:: What to produce ::
Below is a set of records; print all of them exactly as written.

━━━━━━

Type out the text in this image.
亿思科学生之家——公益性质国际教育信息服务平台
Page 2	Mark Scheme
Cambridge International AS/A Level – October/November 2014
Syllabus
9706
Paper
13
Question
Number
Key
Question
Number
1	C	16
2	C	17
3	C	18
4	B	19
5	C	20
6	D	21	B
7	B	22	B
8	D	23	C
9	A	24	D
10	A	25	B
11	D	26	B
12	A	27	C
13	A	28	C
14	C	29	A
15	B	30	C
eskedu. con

━━━━━━

:: Worked answer ::
Type out the text in this image.
亿思科学生之家——公益性质国际教育信息服务平台
Page 2	Mark Scheme
Cambridge International AS/A Level – October/November 2014
Syllabus
9706
Paper
13
Question
Number
Key
Question
Number
1	C	16
2	C	17
3	C	18
4	B	19
5	C	20
6	D	21	B
7	B	22	B
8	D	23	C
9	A	24	D
10	A	25	B
11	D	26	B
12	A	27	C
13	A	28	C
14	C	29	A
15	B	30	C
eskedu. con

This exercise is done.